[Stored data]
● ● ●
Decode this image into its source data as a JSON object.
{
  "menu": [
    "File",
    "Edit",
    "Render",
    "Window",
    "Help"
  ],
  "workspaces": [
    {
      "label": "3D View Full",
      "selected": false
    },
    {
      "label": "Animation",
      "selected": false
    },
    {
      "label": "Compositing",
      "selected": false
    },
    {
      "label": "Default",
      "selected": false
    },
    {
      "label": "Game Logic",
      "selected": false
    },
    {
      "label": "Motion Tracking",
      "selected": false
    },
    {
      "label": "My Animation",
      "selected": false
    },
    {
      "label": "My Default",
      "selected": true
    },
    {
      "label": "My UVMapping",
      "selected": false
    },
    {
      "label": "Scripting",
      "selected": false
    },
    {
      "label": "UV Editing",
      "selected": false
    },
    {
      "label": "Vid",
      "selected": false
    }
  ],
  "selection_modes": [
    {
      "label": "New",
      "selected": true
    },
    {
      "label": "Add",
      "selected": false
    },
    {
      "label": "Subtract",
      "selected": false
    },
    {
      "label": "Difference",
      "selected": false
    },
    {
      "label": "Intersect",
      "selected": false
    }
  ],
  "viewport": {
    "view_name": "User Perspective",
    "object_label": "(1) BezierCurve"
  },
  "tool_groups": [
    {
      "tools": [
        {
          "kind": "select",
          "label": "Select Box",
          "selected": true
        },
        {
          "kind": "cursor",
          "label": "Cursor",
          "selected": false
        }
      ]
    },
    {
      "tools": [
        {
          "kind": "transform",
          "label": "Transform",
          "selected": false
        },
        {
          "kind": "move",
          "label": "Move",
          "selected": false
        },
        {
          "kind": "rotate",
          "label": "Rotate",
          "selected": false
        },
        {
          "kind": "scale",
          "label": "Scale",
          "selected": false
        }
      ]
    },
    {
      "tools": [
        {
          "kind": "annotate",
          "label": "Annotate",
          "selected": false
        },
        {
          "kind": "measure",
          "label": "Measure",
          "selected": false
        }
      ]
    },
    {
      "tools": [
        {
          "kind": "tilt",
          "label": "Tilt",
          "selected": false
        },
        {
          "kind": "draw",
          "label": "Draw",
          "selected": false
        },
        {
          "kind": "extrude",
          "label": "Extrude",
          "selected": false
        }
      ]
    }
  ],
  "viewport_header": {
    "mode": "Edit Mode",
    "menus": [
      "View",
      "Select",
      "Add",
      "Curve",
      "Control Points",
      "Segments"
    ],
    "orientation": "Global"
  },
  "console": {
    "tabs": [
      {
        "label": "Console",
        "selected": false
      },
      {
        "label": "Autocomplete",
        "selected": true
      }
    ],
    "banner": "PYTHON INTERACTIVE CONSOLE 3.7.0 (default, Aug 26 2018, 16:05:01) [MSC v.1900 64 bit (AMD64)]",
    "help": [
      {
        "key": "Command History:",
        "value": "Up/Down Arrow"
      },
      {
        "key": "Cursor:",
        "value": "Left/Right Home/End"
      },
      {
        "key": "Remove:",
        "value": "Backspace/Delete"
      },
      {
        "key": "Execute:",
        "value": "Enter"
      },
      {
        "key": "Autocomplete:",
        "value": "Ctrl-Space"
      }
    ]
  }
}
● ● ●
# Set task:
List every line from the entries above in which "Autocomplete" appears.

# Solution to this exercise:
        "label": "Autocomplete",
        "key": "Autocomplete:",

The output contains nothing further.